Exercise:
Spot every line with the word "lenguaje" and return it.

Data section:

··········

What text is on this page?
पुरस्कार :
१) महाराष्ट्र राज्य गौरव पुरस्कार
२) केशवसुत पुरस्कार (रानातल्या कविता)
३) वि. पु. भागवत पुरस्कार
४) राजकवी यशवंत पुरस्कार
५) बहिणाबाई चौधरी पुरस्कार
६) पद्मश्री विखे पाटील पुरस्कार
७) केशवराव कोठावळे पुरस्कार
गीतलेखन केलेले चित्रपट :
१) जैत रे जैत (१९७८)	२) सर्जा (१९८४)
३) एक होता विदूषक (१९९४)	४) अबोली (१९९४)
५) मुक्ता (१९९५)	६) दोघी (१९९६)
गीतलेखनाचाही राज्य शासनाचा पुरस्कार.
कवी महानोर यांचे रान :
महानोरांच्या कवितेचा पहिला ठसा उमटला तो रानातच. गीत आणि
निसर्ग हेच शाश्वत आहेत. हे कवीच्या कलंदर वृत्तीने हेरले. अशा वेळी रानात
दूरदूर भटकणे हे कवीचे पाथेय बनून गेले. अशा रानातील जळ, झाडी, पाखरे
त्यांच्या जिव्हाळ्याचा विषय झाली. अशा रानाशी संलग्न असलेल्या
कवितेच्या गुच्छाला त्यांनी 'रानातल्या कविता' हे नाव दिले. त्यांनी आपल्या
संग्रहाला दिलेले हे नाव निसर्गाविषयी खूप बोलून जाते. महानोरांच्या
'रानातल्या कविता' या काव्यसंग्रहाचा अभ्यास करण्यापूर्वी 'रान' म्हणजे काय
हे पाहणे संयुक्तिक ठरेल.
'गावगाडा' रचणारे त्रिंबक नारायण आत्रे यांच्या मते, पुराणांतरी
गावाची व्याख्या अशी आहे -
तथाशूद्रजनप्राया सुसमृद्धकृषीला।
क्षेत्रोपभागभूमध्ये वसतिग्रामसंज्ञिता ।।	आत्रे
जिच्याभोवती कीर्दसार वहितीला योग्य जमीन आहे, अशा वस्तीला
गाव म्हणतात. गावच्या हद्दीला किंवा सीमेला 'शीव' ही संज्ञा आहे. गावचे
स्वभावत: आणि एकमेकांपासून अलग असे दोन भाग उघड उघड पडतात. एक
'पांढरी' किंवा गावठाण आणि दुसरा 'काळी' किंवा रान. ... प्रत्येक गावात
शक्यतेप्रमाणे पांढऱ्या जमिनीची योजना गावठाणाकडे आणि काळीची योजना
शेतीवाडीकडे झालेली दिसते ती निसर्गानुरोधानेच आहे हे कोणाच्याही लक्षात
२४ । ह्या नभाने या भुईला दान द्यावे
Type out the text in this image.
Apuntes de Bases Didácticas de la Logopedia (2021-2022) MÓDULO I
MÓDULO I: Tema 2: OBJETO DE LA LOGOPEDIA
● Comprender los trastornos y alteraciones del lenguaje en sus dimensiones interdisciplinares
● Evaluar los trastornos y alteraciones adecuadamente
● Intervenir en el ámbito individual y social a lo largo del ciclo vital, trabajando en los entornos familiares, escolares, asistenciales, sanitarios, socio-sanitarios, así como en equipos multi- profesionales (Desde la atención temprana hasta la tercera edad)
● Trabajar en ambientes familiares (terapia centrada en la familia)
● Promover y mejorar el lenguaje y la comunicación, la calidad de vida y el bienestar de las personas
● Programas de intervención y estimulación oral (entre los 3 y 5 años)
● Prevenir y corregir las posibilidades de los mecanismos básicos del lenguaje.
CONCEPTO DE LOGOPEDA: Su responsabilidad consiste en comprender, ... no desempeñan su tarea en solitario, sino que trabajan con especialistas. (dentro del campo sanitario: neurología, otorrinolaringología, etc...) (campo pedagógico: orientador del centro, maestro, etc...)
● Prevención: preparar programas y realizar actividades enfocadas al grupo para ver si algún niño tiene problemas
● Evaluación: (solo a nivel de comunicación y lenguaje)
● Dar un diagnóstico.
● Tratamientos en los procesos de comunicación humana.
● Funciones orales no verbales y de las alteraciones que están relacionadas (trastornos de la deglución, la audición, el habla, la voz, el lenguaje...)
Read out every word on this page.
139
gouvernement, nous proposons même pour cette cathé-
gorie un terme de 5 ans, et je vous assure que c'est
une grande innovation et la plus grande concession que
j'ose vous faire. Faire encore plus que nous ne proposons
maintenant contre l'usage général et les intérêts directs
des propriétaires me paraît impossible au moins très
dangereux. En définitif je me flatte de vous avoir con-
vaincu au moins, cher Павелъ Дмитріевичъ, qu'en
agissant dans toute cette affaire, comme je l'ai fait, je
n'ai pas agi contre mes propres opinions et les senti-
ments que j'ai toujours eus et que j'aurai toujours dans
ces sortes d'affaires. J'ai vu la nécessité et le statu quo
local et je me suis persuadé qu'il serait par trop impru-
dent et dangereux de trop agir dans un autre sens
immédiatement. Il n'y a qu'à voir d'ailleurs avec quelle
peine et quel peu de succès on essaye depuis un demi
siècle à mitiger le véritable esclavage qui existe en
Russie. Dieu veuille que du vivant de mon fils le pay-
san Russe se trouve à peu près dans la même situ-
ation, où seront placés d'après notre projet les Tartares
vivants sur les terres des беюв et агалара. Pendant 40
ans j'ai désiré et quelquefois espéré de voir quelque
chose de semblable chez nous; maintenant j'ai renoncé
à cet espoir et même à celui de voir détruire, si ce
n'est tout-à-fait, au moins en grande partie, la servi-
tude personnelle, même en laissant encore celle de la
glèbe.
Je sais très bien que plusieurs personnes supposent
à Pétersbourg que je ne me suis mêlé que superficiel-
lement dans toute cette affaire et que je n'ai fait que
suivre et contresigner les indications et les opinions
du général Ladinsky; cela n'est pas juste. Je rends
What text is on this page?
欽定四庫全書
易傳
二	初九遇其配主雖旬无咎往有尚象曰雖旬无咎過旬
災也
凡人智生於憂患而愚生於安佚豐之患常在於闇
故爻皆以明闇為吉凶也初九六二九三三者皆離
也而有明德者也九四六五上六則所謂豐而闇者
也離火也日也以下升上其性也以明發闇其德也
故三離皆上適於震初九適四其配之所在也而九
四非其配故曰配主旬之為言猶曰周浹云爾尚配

··········

Written solution:
● Comprender los trastornos y alteraciones del lenguaje en sus dimensiones interdisciplinares
● Promover y mejorar el lenguaje y la comunicación, la calidad de vida y el bienestar de las personas
● Prevenir y corregir las posibilidades de los mecanismos básicos del lenguaje.
● Evaluación: (solo a nivel de comunicación y lenguaje)
● Funciones orales no verbales y de las alteraciones que están relacionadas (trastornos de la deglución, la audición, el habla, la voz, el lenguaje...)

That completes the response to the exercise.